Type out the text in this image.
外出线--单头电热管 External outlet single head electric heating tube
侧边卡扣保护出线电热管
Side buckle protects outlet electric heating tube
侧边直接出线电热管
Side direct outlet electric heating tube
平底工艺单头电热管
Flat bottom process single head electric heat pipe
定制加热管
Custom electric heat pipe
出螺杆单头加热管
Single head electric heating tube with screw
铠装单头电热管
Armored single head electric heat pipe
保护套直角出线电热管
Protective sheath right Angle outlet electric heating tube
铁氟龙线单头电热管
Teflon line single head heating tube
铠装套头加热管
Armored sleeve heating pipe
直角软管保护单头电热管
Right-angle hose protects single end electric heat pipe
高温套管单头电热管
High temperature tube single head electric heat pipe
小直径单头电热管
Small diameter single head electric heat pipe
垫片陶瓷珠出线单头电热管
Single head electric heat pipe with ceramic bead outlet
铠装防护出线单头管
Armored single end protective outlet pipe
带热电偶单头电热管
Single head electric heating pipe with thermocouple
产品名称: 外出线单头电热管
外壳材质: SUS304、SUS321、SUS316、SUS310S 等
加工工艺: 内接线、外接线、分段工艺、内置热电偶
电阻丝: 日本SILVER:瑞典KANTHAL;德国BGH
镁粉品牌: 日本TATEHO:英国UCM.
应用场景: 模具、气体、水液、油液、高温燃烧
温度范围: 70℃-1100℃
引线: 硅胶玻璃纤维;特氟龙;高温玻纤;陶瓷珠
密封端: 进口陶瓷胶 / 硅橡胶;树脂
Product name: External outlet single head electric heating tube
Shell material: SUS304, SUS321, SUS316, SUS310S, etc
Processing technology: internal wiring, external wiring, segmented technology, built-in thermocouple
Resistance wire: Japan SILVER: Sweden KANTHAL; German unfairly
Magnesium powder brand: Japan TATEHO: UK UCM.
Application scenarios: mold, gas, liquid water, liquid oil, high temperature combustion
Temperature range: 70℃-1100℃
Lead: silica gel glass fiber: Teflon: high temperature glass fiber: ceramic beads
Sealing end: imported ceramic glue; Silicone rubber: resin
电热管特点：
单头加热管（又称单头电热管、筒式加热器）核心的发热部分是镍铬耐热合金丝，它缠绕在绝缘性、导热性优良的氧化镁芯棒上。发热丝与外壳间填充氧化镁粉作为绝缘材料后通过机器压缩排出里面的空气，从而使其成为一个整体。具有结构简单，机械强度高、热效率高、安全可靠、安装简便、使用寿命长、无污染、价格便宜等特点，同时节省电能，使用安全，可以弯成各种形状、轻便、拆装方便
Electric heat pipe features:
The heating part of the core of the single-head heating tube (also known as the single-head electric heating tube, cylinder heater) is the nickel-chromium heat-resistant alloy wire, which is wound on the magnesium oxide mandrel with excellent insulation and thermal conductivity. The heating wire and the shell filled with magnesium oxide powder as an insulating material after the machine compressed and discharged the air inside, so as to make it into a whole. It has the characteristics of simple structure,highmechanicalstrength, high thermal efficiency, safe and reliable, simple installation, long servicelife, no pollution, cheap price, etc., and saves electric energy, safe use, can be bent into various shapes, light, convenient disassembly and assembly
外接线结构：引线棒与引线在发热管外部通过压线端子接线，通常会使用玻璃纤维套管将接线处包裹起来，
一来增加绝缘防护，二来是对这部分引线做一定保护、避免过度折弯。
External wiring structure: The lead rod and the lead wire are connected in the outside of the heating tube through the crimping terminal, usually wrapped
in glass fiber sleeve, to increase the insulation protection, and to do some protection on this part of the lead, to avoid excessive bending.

▸ **EXERCISE BRIEF**:
Copy every line that includes the string "structure" from the material above.

▸ **RESULT OF THE TASK**:
The heating part of the core of the single-head heating tube (also known as the single-head electric heating tube, cylinder heater) is the nickel-chromium heat-resistant alloy wire, which is wound on the magnesium oxide mandrel with excellent insulation and thermal conductivity. The heating wire and the shell filled with magnesium oxide powder as an insulating material after the machine compressed and discharged the air inside, so as to make it into a whole. It has the characteristics of simple structure,highmechanicalstrength, high thermal efficiency, safe and reliable, simple installation, long servicelife, no pollution, cheap price, etc., and saves electric energy, safe use, can be bent into various shapes, light, convenient disassembly and assembly
External wiring structure: The lead rod and the lead wire are connected in the outside of the heating tube through the crimping terminal, usually wrapped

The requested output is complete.